▸ **Given instruction**
Show all lines from the listing below that contain "ylabel".

◇ ◇ ◇ ◇

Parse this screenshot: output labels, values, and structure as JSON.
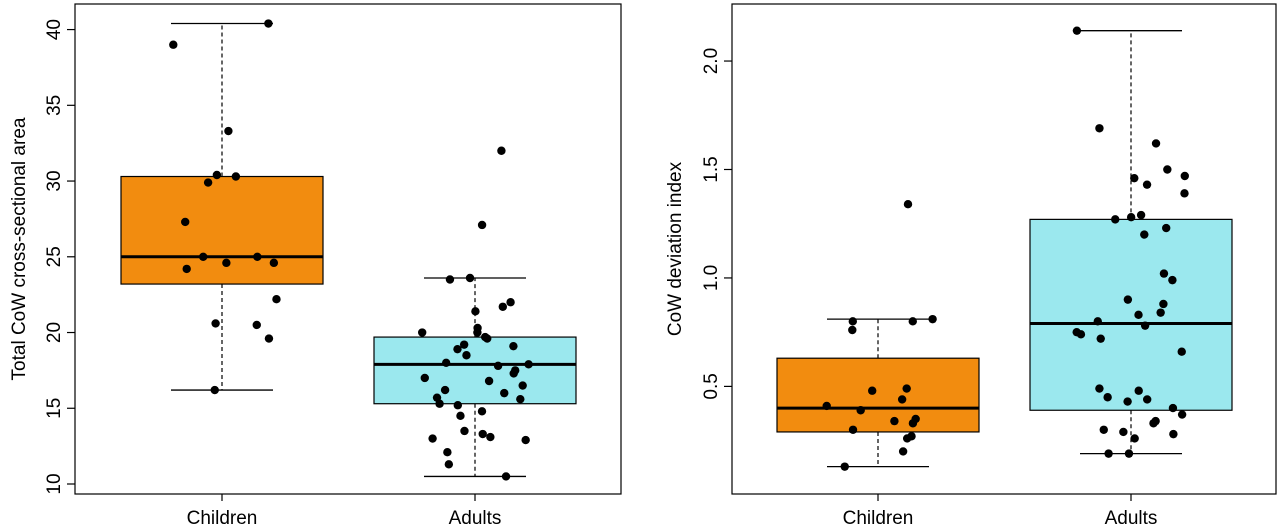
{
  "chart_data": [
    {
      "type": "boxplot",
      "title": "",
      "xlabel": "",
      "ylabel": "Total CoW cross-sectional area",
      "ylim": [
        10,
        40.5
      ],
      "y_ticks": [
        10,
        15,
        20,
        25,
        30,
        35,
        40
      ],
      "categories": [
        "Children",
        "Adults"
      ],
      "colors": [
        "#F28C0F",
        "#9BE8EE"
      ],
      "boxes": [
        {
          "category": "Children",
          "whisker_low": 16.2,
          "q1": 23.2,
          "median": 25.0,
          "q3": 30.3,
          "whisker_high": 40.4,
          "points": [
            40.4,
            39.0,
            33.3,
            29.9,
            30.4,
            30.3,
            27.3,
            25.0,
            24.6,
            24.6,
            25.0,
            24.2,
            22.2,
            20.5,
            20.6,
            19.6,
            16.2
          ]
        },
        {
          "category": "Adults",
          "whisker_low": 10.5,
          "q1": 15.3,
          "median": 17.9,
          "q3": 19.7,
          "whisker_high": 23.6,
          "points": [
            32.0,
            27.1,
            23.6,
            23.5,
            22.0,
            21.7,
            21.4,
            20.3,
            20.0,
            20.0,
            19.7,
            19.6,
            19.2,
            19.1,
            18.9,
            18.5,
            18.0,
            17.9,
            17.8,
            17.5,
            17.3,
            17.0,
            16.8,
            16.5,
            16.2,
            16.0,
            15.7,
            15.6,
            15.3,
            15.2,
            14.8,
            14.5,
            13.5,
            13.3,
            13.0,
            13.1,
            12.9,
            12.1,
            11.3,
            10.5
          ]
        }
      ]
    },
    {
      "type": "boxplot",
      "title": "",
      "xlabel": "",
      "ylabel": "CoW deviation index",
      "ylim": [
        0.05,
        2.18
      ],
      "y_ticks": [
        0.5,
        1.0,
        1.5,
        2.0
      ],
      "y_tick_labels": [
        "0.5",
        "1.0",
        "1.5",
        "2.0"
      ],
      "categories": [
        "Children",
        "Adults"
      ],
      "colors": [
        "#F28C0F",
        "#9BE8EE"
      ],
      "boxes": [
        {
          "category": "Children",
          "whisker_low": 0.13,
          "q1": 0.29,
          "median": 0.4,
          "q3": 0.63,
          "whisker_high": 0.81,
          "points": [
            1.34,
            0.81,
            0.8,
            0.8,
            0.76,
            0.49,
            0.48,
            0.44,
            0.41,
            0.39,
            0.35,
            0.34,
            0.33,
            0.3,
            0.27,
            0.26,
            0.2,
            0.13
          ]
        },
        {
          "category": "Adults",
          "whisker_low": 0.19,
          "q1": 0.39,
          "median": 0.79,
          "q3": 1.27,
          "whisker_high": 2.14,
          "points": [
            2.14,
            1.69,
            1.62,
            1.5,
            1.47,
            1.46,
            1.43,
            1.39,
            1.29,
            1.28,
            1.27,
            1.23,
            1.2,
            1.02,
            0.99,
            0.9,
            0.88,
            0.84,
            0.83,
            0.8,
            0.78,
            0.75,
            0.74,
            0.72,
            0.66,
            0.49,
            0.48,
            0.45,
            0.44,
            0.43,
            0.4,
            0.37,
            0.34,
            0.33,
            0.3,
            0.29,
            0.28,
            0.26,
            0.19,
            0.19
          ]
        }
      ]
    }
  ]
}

◇ ◇ ◇ ◇

▸ **Response below**
      "ylabel": "Total CoW cross-sectional area",
      "ylabel": "CoW deviation index",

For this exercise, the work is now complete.